Instruction: Present every line of the listing below as a Markdown table with two columns, Row and Line, numbering the lines in order and skipping any blank ones. Omit the pictures from the table.

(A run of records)
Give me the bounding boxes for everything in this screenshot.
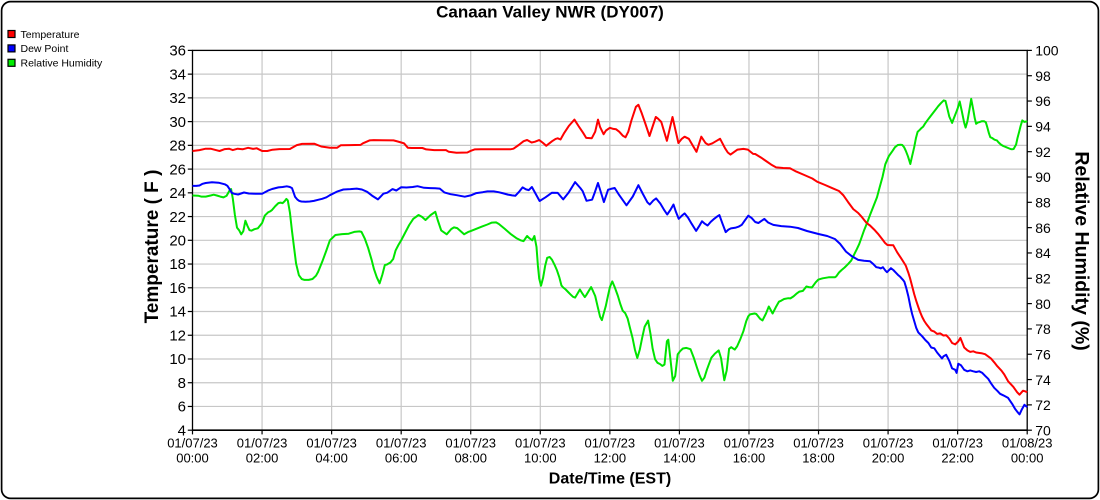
svg-text:72: 72: [1035, 397, 1051, 413]
svg-text:6: 6: [178, 399, 186, 416]
svg-text:30: 30: [169, 114, 186, 131]
svg-text:22:00: 22:00: [941, 450, 974, 465]
svg-text:36: 36: [169, 43, 186, 60]
svg-text:Relative Humidity (%): Relative Humidity (%): [1071, 151, 1093, 350]
svg-text:100: 100: [1035, 43, 1059, 59]
svg-text:16:00: 16:00: [733, 450, 766, 465]
svg-text:Temperature: Temperature: [21, 29, 80, 41]
svg-text:18:00: 18:00: [802, 450, 835, 465]
svg-text:76: 76: [1035, 346, 1051, 362]
svg-text:06:00: 06:00: [385, 450, 418, 465]
svg-text:84: 84: [1035, 245, 1051, 261]
svg-text:01/07/23: 01/07/23: [237, 436, 288, 451]
svg-text:28: 28: [169, 138, 186, 155]
svg-text:01/07/23: 01/07/23: [167, 436, 218, 451]
svg-text:98: 98: [1035, 68, 1051, 84]
svg-text:32: 32: [169, 90, 186, 107]
svg-text:8: 8: [178, 375, 186, 392]
svg-text:82: 82: [1035, 271, 1051, 287]
svg-text:88: 88: [1035, 195, 1051, 211]
svg-text:16: 16: [169, 280, 186, 297]
svg-text:Relative Humidity: Relative Humidity: [21, 58, 103, 70]
svg-text:24: 24: [169, 185, 186, 202]
svg-text:00:00: 00:00: [176, 450, 209, 465]
svg-text:01/07/23: 01/07/23: [724, 436, 775, 451]
svg-text:01/07/23: 01/07/23: [445, 436, 496, 451]
svg-text:01/07/23: 01/07/23: [515, 436, 566, 451]
svg-text:20:00: 20:00: [872, 450, 905, 465]
svg-text:00:00: 00:00: [1011, 450, 1044, 465]
svg-text:01/07/23: 01/07/23: [793, 436, 844, 451]
svg-text:96: 96: [1035, 93, 1051, 109]
svg-text:Canaan Valley NWR (DY007): Canaan Valley NWR (DY007): [436, 2, 664, 21]
svg-text:Date/Time (EST): Date/Time (EST): [549, 470, 671, 487]
svg-text:02:00: 02:00: [246, 450, 279, 465]
svg-text:01/07/23: 01/07/23: [654, 436, 705, 451]
svg-text:10:00: 10:00: [524, 450, 557, 465]
svg-text:Dew Point: Dew Point: [21, 43, 69, 55]
svg-text:Temperature ( F ): Temperature ( F ): [142, 170, 163, 324]
svg-text:01/07/23: 01/07/23: [306, 436, 357, 451]
svg-text:01/07/23: 01/07/23: [585, 436, 636, 451]
svg-text:26: 26: [169, 161, 186, 178]
svg-text:14: 14: [169, 304, 186, 321]
svg-text:74: 74: [1035, 372, 1051, 388]
svg-text:18: 18: [169, 256, 186, 273]
svg-text:94: 94: [1035, 119, 1051, 135]
svg-text:10: 10: [169, 351, 186, 368]
svg-text:01/07/23: 01/07/23: [863, 436, 914, 451]
svg-text:34: 34: [169, 66, 186, 83]
svg-text:12: 12: [169, 327, 186, 344]
svg-text:70: 70: [1035, 422, 1051, 438]
svg-text:01/07/23: 01/07/23: [376, 436, 427, 451]
svg-text:22: 22: [169, 209, 186, 226]
svg-text:14:00: 14:00: [663, 450, 696, 465]
svg-text:01/08/23: 01/08/23: [1002, 436, 1053, 451]
svg-text:20: 20: [169, 233, 186, 250]
svg-text:90: 90: [1035, 169, 1051, 185]
svg-text:86: 86: [1035, 220, 1051, 236]
svg-text:4: 4: [178, 422, 186, 439]
svg-text:01/07/23: 01/07/23: [932, 436, 983, 451]
svg-text:08:00: 08:00: [454, 450, 487, 465]
svg-text:04:00: 04:00: [315, 450, 348, 465]
svg-text:80: 80: [1035, 296, 1051, 312]
svg-text:78: 78: [1035, 321, 1051, 337]
svg-text:12:00: 12:00: [594, 450, 627, 465]
svg-text:92: 92: [1035, 144, 1051, 160]
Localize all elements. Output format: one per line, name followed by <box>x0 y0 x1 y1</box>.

Full answer:
| Row | Line |
|---|---|
| 1 | Give me the bounding boxes for everything in this screenshot. |
| 2 | svg-text:72: 72: [1035, 397, 1051, 413] |
| 3 | svg-text:6: 6: [178, 399, 186, 416] |
| 4 | svg-text:30: 30: [169, 114, 186, 131] |
| 5 | svg-text:22:00: 22:00: [941, 450, 974, 465] |
| 6 | svg-text:36: 36: [169, 43, 186, 60] |
| 7 | svg-text:Relative Humidity (%): Relative Humidity (%): [1071, 151, 1093, 350] |
| 8 | svg-text:100: 100: [1035, 43, 1059, 59] |
| 9 | svg-text:16:00: 16:00: [733, 450, 766, 465] |
| 10 | svg-text:Temperature: Temperature: [21, 29, 80, 41] |
| 11 | svg-text:18:00: 18:00: [802, 450, 835, 465] |
| 12 | svg-text:76: 76: [1035, 346, 1051, 362] |
| 13 | svg-text:06:00: 06:00: [385, 450, 418, 465] |
| 14 | svg-text:84: 84: [1035, 245, 1051, 261] |
| 15 | svg-text:01/07/23: 01/07/23: [237, 436, 288, 451] |
| 16 | svg-text:28: 28: [169, 138, 186, 155] |
| 17 | svg-text:01/07/23: 01/07/23: [167, 436, 218, 451] |
| 18 | svg-text:98: 98: [1035, 68, 1051, 84] |
| 19 | svg-text:32: 32: [169, 90, 186, 107] |
| 20 | svg-text:8: 8: [178, 375, 186, 392] |
| 21 | svg-text:82: 82: [1035, 271, 1051, 287] |
| 22 | svg-text:88: 88: [1035, 195, 1051, 211] |
| 23 | svg-text:16: 16: [169, 280, 186, 297] |
| 24 | svg-text:Relative Humidity: Relative Humidity: [21, 58, 103, 70] |
| 25 | svg-text:24: 24: [169, 185, 186, 202] |
| 26 | svg-text:00:00: 00:00: [176, 450, 209, 465] |
| 27 | svg-text:01/07/23: 01/07/23: [724, 436, 775, 451] |
| 28 | svg-text:01/07/23: 01/07/23: [445, 436, 496, 451] |
| 29 | svg-text:01/07/23: 01/07/23: [515, 436, 566, 451] |
| 30 | svg-text:20:00: 20:00: [872, 450, 905, 465] |
| 31 | svg-text:00:00: 00:00: [1011, 450, 1044, 465] |
| 32 | svg-text:01/07/23: 01/07/23: [793, 436, 844, 451] |
| 33 | svg-text:96: 96: [1035, 93, 1051, 109] |
| 34 | svg-text:Canaan Valley NWR (DY007): Canaan Valley NWR (DY007): [436, 2, 664, 21] |
| 35 | svg-text:Date/Time (EST): Date/Time (EST): [549, 470, 671, 487] |
| 36 | svg-text:02:00: 02:00: [246, 450, 279, 465] |
| 37 | svg-text:01/07/23: 01/07/23: [654, 436, 705, 451] |
| 38 | svg-text:10:00: 10:00: [524, 450, 557, 465] |
| 39 | svg-text:Dew Point: Dew Point: [21, 43, 69, 55] |
| 40 | svg-text:Temperature ( F ): Temperature ( F ): [142, 170, 163, 324] |
| 41 | svg-text:01/07/23: 01/07/23: [306, 436, 357, 451] |
| 42 | svg-text:01/07/23: 01/07/23: [585, 436, 636, 451] |
| 43 | svg-text:26: 26: [169, 161, 186, 178] |
| 44 | svg-text:14: 14: [169, 304, 186, 321] |
| 45 | svg-text:74: 74: [1035, 372, 1051, 388] |
| 46 | svg-text:18: 18: [169, 256, 186, 273] |
| 47 | svg-text:94: 94: [1035, 119, 1051, 135] |
| 48 | svg-text:10: 10: [169, 351, 186, 368] |
| 49 | svg-text:01/07/23: 01/07/23: [863, 436, 914, 451] |
| 50 | svg-text:34: 34: [169, 66, 186, 83] |
| 51 | svg-text:12: 12: [169, 327, 186, 344] |
| 52 | svg-text:70: 70: [1035, 422, 1051, 438] |
| 53 | svg-text:01/07/23: 01/07/23: [376, 436, 427, 451] |
| 54 | svg-text:22: 22: [169, 209, 186, 226] |
| 55 | svg-text:14:00: 14:00: [663, 450, 696, 465] |
| 56 | svg-text:01/08/23: 01/08/23: [1002, 436, 1053, 451] |
| 57 | svg-text:20: 20: [169, 233, 186, 250] |
| 58 | svg-text:90: 90: [1035, 169, 1051, 185] |
| 59 | svg-text:86: 86: [1035, 220, 1051, 236] |
| 60 | svg-text:4: 4: [178, 422, 186, 439] |
| 61 | svg-text:01/07/23: 01/07/23: [932, 436, 983, 451] |
| 62 | svg-text:08:00: 08:00: [454, 450, 487, 465] |
| 63 | svg-text:04:00: 04:00: [315, 450, 348, 465] |
| 64 | svg-text:80: 80: [1035, 296, 1051, 312] |
| 65 | svg-text:78: 78: [1035, 321, 1051, 337] |
| 66 | svg-text:12:00: 12:00: [594, 450, 627, 465] |
| 67 | svg-text:92: 92: [1035, 144, 1051, 160] |
| 68 | Localize all elements. Output format: one per line, name followed by <box>x0 y0 x1 y1</box>. |